Extrait du document:
-- -- --

Près de six mois après la tenue des élections générales, l’opposant et candidat à la présidentielle de décembre 2023, Martin Fayulu réitère son appel à l’audit de la Commission électorale nationale indépendante (CENI), institution d’appui à la démocratie chargée d’organiser les élections en République démocratique du Congo.
Sur ses réseaux sociaux, le président national du parti politique Engagement pour la Citoyenneté et le Développement (ECiDé) critique vivement le coût des dernières élections ayant proclamé la réélection de Félix Tshisekedi avec plus de 73% des voix.
En effet, selon Martin Fayulu, les élections très contestées de décembre 2023 ont coûté au trésor public, une somme vertigineuse évaluée à 1,3 milliards de dollars américains.
« Le simulacre d’élections de décembre 2023 a coûté 1,3 milliard de dollars au contribuable congolais. Six mois après, il est incompréhensible que la CENI ne soit toujours pas auditée », argue Martin Fayulu arrivé troisième à la dernière présidentielle après Félix Tshisekedi et Moïse Katumbi.
« Des sanctions contre Kadima et son équipe »
En outre, il réclame des sanctions internationales à l’encontre de Denis Kadima, président de la Commission électorale nationale indépendante (CENI) à l’instar de son devancier, Corneille Nangaa.

-- -- --

Consigne 1:
D'après l'extrait sur Martin Fayulu et l'audit de la CENI, à combien s'élève le coût des élections de décembre 2023 ?
Consigne 2:
Poursuivez l'extrait sur l'appel de Martin Fayulu à auditer la CENI, en reprenant après sa dernière phrase.
Les items ne sont d'aucune utilité ici.

-- -- --

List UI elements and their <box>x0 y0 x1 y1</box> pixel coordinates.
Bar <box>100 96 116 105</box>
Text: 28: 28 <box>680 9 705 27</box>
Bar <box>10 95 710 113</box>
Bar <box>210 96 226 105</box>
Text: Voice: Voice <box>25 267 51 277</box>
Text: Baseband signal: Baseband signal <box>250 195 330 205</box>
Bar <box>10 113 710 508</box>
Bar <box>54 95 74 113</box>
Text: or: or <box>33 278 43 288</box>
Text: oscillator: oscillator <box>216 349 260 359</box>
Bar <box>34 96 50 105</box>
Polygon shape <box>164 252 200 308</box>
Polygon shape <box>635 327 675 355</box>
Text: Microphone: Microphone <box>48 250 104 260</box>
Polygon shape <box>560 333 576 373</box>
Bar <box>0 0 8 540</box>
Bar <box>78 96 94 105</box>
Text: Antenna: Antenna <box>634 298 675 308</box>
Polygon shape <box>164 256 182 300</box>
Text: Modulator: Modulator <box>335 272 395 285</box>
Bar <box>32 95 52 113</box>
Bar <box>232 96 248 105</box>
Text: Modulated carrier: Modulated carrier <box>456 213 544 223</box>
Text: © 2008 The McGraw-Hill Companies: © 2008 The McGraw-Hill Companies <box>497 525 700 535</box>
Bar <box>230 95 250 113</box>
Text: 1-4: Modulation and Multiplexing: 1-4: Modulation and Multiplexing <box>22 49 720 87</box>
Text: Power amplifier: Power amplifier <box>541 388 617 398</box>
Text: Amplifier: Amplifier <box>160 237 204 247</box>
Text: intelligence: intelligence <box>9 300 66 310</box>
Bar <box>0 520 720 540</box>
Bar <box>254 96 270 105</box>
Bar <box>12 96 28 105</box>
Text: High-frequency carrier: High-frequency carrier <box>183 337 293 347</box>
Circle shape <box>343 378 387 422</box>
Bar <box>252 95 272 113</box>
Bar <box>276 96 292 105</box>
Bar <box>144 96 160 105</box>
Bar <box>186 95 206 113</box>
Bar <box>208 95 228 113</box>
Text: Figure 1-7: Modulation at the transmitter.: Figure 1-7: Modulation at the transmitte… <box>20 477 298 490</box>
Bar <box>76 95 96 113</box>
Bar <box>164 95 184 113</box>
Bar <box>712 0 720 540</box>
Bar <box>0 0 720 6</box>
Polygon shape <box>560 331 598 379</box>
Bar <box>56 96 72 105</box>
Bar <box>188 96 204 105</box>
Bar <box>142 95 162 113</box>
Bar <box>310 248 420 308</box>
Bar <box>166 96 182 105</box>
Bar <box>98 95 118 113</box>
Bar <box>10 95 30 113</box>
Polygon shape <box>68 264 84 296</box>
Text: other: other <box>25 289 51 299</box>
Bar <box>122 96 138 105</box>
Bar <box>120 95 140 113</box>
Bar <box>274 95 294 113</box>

-- -- --

Réponse 1:
À 1,3 milliard de dollars américains.

Réponse 2:
« Messieurs Corneille Nangaa et Norbert Basengezi ont été sanctionnés par les USA pour des actions similaires à celles de monsieur Kadima et son équipe », rappelle-t-il.
En 2018, les États-Unis d’Amérique avaient sanctionné Corneille Nangaa, alors président de la CENI, son vice-président Norbert Basengezi et le Conseiller de la même institution, Marcellin Mukolo Basengezi pour « corruption persistante » liée aux élections de décembre de la même année. Nangaa avait été accusé par le Trésor américain d’avoir détourné des fonds opérationnels de la CENI à des fins personnelles et politiques.
« Cette action fait suite à la corruption persistante de hauts responsables au sein de la Céni de la RDC et de l’ancien gouvernement de Joseph Kabila pour entraver et retarder les préparatifs en vue d’élections crédibles et inclusives », déclaré Sigal Mandelker, ancien sous-secrétaire au Trésor, chargé du terrorisme et du renseignement financier.